### Excerpt to read
——

Goodbye Abadiania

It’s like being in another world being at the Casa of John of God in Abadiania. The Casa is a spiritual hospital. Many people say it’s one of the few in the whole world. Being there has been seven weeks full of retreat and self-reflection. The symptoms of my body were disappearing from time to time. Then it felt like nothing changed at all and sometimes I felt like falling back regarding my state of health.

Most precious for me was the fact to be allowed to spend my time to watch myself on a very profound and deep level within. It was like listening to a entire universe.

In the end there was a physical improvement. When I had arrived in Abadiania I was not able to sit straigt for a long time. More than that I was not able to close my eyes without having the sense to walk straight into a vertigo. Therefore I chose to lean my head against a wall while sitting and meditating. So I was really surprised and happy that I was able to sit for three to five hours in current without problems in the end.

Difficulties in breathing and a nautic vertigo are still present. It’s obvious that it might take more than this one stay in Abadiania to make further progress in terms of my health state. I brought some medicine back home. I had two spiritual operations and few very strong healing sessions close to the entities. “I would heal most perfect in the presence of this energy”, I was told.

——

### Entries supplied
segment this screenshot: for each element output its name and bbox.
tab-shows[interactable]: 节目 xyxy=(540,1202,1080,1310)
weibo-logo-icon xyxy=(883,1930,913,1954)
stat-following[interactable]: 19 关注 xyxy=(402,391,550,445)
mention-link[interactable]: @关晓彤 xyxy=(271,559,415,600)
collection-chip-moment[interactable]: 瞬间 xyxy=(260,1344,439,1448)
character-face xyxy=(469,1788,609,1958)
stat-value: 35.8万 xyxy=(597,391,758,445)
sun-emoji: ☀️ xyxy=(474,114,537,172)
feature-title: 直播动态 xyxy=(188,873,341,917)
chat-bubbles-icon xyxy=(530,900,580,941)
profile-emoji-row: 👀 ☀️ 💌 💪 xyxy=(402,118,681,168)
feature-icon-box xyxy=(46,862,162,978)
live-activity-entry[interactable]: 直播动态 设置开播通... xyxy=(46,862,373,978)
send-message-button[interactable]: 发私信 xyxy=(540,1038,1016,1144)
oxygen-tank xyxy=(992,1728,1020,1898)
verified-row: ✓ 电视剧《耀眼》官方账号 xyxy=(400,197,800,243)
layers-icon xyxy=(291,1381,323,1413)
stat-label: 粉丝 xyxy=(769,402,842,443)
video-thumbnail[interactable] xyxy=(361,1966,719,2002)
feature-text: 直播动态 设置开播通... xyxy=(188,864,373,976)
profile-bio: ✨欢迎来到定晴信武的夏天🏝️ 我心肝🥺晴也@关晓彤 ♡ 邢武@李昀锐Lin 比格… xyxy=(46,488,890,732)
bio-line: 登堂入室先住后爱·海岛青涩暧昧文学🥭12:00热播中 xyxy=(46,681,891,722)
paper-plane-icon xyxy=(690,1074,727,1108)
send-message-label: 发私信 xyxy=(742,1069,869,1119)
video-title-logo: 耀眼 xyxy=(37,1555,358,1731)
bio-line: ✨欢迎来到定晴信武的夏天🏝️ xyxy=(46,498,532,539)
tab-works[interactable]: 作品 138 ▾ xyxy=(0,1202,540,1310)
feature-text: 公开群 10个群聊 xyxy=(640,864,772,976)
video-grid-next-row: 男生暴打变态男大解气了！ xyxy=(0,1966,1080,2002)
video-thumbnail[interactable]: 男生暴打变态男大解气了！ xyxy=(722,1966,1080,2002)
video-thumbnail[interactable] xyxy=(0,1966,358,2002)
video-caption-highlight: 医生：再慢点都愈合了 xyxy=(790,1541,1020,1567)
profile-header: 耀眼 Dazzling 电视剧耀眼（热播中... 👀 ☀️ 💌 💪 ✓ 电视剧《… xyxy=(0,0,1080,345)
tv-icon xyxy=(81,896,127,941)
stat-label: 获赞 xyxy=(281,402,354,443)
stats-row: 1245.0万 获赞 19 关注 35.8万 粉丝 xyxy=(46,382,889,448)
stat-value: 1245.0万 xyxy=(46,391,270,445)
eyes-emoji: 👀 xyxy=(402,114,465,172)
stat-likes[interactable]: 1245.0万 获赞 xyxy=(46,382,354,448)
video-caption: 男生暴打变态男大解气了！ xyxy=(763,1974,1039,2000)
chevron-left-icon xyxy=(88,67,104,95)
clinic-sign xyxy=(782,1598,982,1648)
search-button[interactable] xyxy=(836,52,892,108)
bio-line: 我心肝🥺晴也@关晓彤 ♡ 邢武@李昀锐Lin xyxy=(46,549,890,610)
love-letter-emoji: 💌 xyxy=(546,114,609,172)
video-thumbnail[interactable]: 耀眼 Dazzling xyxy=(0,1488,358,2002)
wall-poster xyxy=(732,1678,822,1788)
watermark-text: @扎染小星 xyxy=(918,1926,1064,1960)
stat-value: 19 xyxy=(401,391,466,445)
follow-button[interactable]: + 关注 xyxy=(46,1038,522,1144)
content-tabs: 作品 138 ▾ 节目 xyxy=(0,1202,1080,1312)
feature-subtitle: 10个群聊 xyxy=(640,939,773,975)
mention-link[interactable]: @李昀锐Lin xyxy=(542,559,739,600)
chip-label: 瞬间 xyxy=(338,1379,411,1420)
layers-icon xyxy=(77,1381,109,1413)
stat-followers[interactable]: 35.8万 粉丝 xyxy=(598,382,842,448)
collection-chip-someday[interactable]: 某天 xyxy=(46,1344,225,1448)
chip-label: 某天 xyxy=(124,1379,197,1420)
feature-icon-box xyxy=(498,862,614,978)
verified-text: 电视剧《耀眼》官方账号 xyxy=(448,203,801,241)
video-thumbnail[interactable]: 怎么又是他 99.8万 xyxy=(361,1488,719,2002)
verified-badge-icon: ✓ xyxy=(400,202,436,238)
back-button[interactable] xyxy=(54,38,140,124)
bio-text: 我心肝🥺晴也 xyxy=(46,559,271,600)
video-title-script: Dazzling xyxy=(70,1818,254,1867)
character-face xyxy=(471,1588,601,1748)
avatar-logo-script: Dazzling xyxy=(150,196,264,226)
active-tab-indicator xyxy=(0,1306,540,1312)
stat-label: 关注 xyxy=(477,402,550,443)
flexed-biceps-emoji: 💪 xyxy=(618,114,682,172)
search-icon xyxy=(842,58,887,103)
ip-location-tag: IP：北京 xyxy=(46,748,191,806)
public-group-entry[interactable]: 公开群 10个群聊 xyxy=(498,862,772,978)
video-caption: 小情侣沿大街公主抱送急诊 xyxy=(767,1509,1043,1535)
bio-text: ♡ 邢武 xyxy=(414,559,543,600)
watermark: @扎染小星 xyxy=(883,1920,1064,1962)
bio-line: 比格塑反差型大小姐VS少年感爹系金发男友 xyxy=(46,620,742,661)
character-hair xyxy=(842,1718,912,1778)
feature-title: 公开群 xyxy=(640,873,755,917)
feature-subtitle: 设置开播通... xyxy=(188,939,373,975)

——

### What the task requires
In the text about Abadiania, begin at the words "In the end there" and stop after "I was told.". Write that part out again, swapping "wall" for "door". You won't need the entries.

### Answer for the task
In the end there was a physical improvement. When I had arrived in Abadiania I was not able to sit straigt for a long time. More than that I was not able to close my eyes without having the sense to walk straight into a vertigo. Therefore I chose to lean my head against a door while sitting and meditating. So I was really surprised and happy that I was able to sit for three to five hours in current without problems in the end.

Difficulties in breathing and a nautic vertigo are still present. It’s obvious that it might take more than this one stay in Abadiania to make further progress in terms of my health state. I brought some medicine back home. I had two spiritual operations and few very strong healing sessions close to the entities. “I would heal most perfect in the presence of this energy”, I was told.